> [Records supplied]:
-----
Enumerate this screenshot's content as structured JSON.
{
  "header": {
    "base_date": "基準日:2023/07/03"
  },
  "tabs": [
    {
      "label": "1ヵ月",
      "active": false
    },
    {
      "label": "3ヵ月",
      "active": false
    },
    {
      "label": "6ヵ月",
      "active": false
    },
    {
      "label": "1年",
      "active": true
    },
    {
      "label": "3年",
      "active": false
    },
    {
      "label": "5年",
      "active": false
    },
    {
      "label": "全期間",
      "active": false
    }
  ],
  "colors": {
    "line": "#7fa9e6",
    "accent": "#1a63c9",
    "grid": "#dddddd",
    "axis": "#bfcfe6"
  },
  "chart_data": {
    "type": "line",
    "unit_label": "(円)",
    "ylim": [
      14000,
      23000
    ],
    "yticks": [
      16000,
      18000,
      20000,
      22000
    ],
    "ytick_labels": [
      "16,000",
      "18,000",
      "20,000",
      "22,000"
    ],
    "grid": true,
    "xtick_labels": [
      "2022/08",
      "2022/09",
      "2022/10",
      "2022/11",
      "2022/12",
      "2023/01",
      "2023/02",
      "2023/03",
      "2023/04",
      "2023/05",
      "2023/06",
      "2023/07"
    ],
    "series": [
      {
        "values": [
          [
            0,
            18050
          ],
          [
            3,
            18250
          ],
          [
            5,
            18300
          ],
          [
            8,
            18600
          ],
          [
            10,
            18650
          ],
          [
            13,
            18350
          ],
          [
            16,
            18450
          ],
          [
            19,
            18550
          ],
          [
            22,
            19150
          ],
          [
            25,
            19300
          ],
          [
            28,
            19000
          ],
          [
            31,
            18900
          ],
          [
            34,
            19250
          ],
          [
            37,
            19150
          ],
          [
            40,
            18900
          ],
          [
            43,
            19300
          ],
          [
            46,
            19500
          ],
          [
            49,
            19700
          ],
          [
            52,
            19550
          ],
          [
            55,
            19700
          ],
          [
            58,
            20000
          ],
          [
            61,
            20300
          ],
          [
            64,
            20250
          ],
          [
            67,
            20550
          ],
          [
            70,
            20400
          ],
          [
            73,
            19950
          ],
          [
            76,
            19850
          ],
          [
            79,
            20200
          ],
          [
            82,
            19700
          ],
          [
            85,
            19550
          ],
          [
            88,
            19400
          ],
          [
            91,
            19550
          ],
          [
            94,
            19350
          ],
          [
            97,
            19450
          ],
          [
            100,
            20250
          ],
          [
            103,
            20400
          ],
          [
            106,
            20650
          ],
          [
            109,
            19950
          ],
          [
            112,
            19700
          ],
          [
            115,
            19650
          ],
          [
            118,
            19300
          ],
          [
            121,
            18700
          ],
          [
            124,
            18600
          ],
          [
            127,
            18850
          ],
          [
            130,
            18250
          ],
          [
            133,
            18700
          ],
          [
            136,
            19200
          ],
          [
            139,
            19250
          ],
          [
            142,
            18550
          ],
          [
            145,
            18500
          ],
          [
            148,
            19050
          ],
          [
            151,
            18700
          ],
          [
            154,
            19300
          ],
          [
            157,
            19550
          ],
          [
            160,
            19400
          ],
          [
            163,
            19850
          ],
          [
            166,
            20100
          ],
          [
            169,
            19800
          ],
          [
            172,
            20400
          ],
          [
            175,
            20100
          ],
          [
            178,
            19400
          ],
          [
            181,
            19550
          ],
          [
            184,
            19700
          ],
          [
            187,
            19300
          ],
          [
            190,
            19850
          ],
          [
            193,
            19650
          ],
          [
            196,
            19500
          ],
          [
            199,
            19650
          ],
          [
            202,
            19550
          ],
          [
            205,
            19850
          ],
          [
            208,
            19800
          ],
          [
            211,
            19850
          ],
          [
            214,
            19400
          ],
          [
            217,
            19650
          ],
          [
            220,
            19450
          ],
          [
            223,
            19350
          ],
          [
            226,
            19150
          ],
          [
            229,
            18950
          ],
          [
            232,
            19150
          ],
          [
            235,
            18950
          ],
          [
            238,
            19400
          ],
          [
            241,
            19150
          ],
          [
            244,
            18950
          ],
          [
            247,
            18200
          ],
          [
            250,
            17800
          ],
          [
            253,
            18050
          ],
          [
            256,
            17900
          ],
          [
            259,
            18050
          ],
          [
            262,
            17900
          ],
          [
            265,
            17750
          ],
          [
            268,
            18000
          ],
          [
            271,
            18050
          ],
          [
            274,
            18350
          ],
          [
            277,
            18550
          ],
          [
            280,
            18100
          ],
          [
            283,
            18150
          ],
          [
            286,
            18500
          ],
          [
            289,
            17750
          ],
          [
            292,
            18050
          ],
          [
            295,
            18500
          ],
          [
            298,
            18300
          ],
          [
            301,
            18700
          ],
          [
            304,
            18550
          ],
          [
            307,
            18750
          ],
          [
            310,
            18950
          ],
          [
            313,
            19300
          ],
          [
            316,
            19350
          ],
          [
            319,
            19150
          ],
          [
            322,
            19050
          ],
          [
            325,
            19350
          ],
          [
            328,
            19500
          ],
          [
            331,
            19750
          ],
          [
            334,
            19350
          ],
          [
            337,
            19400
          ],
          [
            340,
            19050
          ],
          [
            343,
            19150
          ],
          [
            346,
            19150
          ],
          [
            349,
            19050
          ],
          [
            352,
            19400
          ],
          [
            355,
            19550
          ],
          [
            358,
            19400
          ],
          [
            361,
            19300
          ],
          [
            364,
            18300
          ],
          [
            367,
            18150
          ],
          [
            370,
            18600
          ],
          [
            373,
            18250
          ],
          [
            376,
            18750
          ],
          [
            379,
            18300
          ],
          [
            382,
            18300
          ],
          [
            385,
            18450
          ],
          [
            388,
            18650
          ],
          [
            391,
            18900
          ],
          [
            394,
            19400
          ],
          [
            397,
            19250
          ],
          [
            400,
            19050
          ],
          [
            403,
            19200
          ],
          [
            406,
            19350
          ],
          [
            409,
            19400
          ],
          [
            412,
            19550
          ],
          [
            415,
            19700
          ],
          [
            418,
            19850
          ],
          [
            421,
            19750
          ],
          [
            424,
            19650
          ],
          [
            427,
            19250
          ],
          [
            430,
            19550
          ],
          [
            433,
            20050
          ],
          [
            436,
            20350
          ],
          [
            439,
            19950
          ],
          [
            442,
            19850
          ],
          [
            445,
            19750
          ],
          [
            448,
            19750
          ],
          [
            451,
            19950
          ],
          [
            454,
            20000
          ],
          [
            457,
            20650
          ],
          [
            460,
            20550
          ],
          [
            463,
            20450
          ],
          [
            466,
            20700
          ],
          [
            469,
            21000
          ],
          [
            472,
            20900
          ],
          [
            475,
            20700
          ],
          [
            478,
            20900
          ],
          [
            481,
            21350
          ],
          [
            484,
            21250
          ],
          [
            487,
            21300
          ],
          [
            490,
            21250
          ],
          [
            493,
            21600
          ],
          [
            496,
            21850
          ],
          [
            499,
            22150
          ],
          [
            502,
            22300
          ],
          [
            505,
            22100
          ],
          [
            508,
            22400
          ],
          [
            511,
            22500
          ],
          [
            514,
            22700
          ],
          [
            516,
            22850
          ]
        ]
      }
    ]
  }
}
-----
> [Directions for this task]:
Copy out the whole listing, exactly as written.

> [Problem solution]:
Enumerate this screenshot's content as structured JSON.
{
  "header": {
    "base_date": "基準日:2023/07/03"
  },
  "tabs": [
    {
      "label": "1ヵ月",
      "active": false
    },
    {
      "label": "3ヵ月",
      "active": false
    },
    {
      "label": "6ヵ月",
      "active": false
    },
    {
      "label": "1年",
      "active": true
    },
    {
      "label": "3年",
      "active": false
    },
    {
      "label": "5年",
      "active": false
    },
    {
      "label": "全期間",
      "active": false
    }
  ],
  "colors": {
    "line": "#7fa9e6",
    "accent": "#1a63c9",
    "grid": "#dddddd",
    "axis": "#bfcfe6"
  },
  "chart_data": {
    "type": "line",
    "unit_label": "(円)",
    "ylim": [
      14000,
      23000
    ],
    "yticks": [
      16000,
      18000,
      20000,
      22000
    ],
    "ytick_labels": [
      "16,000",
      "18,000",
      "20,000",
      "22,000"
    ],
    "grid": true,
    "xtick_labels": [
      "2022/08",
      "2022/09",
      "2022/10",
      "2022/11",
      "2022/12",
      "2023/01",
      "2023/02",
      "2023/03",
      "2023/04",
      "2023/05",
      "2023/06",
      "2023/07"
    ],
    "series": [
      {
        "values": [
          [
            0,
            18050
          ],
          [
            3,
            18250
          ],
          [
            5,
            18300
          ],
          [
            8,
            18600
          ],
          [
            10,
            18650
          ],
          [
            13,
            18350
          ],
          [
            16,
            18450
          ],
          [
            19,
            18550
          ],
          [
            22,
            19150
          ],
          [
            25,
            19300
          ],
          [
            28,
            19000
          ],
          [
            31,
            18900
          ],
          [
            34,
            19250
          ],
          [
            37,
            19150
          ],
          [
            40,
            18900
          ],
          [
            43,
            19300
          ],
          [
            46,
            19500
          ],
          [
            49,
            19700
          ],
          [
            52,
            19550
          ],
          [
            55,
            19700
          ],
          [
            58,
            20000
          ],
          [
            61,
            20300
          ],
          [
            64,
            20250
          ],
          [
            67,
            20550
          ],
          [
            70,
            20400
          ],
          [
            73,
            19950
          ],
          [
            76,
            19850
          ],
          [
            79,
            20200
          ],
          [
            82,
            19700
          ],
          [
            85,
            19550
          ],
          [
            88,
            19400
          ],
          [
            91,
            19550
          ],
          [
            94,
            19350
          ],
          [
            97,
            19450
          ],
          [
            100,
            20250
          ],
          [
            103,
            20400
          ],
          [
            106,
            20650
          ],
          [
            109,
            19950
          ],
          [
            112,
            19700
          ],
          [
            115,
            19650
          ],
          [
            118,
            19300
          ],
          [
            121,
            18700
          ],
          [
            124,
            18600
          ],
          [
            127,
            18850
          ],
          [
            130,
            18250
          ],
          [
            133,
            18700
          ],
          [
            136,
            19200
          ],
          [
            139,
            19250
          ],
          [
            142,
            18550
          ],
          [
            145,
            18500
          ],
          [
            148,
            19050
          ],
          [
            151,
            18700
          ],
          [
            154,
            19300
          ],
          [
            157,
            19550
          ],
          [
            160,
            19400
          ],
          [
            163,
            19850
          ],
          [
            166,
            20100
          ],
          [
            169,
            19800
          ],
          [
            172,
            20400
          ],
          [
            175,
            20100
          ],
          [
            178,
            19400
          ],
          [
            181,
            19550
          ],
          [
            184,
            19700
          ],
          [
            187,
            19300
          ],
          [
            190,
            19850
          ],
          [
            193,
            19650
          ],
          [
            196,
            19500
          ],
          [
            199,
            19650
          ],
          [
            202,
            19550
          ],
          [
            205,
            19850
          ],
          [
            208,
            19800
          ],
          [
            211,
            19850
          ],
          [
            214,
            19400
          ],
          [
            217,
            19650
          ],
          [
            220,
            19450
          ],
          [
            223,
            19350
          ],
          [
            226,
            19150
          ],
          [
            229,
            18950
          ],
          [
            232,
            19150
          ],
          [
            235,
            18950
          ],
          [
            238,
            19400
          ],
          [
            241,
            19150
          ],
          [
            244,
            18950
          ],
          [
            247,
            18200
          ],
          [
            250,
            17800
          ],
          [
            253,
            18050
          ],
          [
            256,
            17900
          ],
          [
            259,
            18050
          ],
          [
            262,
            17900
          ],
          [
            265,
            17750
          ],
          [
            268,
            18000
          ],
          [
            271,
            18050
          ],
          [
            274,
            18350
          ],
          [
            277,
            18550
          ],
          [
            280,
            18100
          ],
          [
            283,
            18150
          ],
          [
            286,
            18500
          ],
          [
            289,
            17750
          ],
          [
            292,
            18050
          ],
          [
            295,
            18500
          ],
          [
            298,
            18300
          ],
          [
            301,
            18700
          ],
          [
            304,
            18550
          ],
          [
            307,
            18750
          ],
          [
            310,
            18950
          ],
          [
            313,
            19300
          ],
          [
            316,
            19350
          ],
          [
            319,
            19150
          ],
          [
            322,
            19050
          ],
          [
            325,
            19350
          ],
          [
            328,
            19500
          ],
          [
            331,
            19750
          ],
          [
            334,
            19350
          ],
          [
            337,
            19400
          ],
          [
            340,
            19050
          ],
          [
            343,
            19150
          ],
          [
            346,
            19150
          ],
          [
            349,
            19050
          ],
          [
            352,
            19400
          ],
          [
            355,
            19550
          ],
          [
            358,
            19400
          ],
          [
            361,
            19300
          ],
          [
            364,
            18300
          ],
          [
            367,
            18150
          ],
          [
            370,
            18600
          ],
          [
            373,
            18250
          ],
          [
            376,
            18750
          ],
          [
            379,
            18300
          ],
          [
            382,
            18300
          ],
          [
            385,
            18450
          ],
          [
            388,
            18650
          ],
          [
            391,
            18900
          ],
          [
            394,
            19400
          ],
          [
            397,
            19250
          ],
          [
            400,
            19050
          ],
          [
            403,
            19200
          ],
          [
            406,
            19350
          ],
          [
            409,
            19400
          ],
          [
            412,
            19550
          ],
          [
            415,
            19700
          ],
          [
            418,
            19850
          ],
          [
            421,
            19750
          ],
          [
            424,
            19650
          ],
          [
            427,
            19250
          ],
          [
            430,
            19550
          ],
          [
            433,
            20050
          ],
          [
            436,
            20350
          ],
          [
            439,
            19950
          ],
          [
            442,
            19850
          ],
          [
            445,
            19750
          ],
          [
            448,
            19750
          ],
          [
            451,
            19950
          ],
          [
            454,
            20000
          ],
          [
            457,
            20650
          ],
          [
            460,
            20550
          ],
          [
            463,
            20450
          ],
          [
            466,
            20700
          ],
          [
            469,
            21000
          ],
          [
            472,
            20900
          ],
          [
            475,
            20700
          ],
          [
            478,
            20900
          ],
          [
            481,
            21350
          ],
          [
            484,
            21250
          ],
          [
            487,
            21300
          ],
          [
            490,
            21250
          ],
          [
            493,
            21600
          ],
          [
            496,
            21850
          ],
          [
            499,
            22150
          ],
          [
            502,
            22300
          ],
          [
            505,
            22100
          ],
          [
            508,
            22400
          ],
          [
            511,
            22500
          ],
          [
            514,
            22700
          ],
          [
            516,
            22850
          ]
        ]
      }
    ]
  }
}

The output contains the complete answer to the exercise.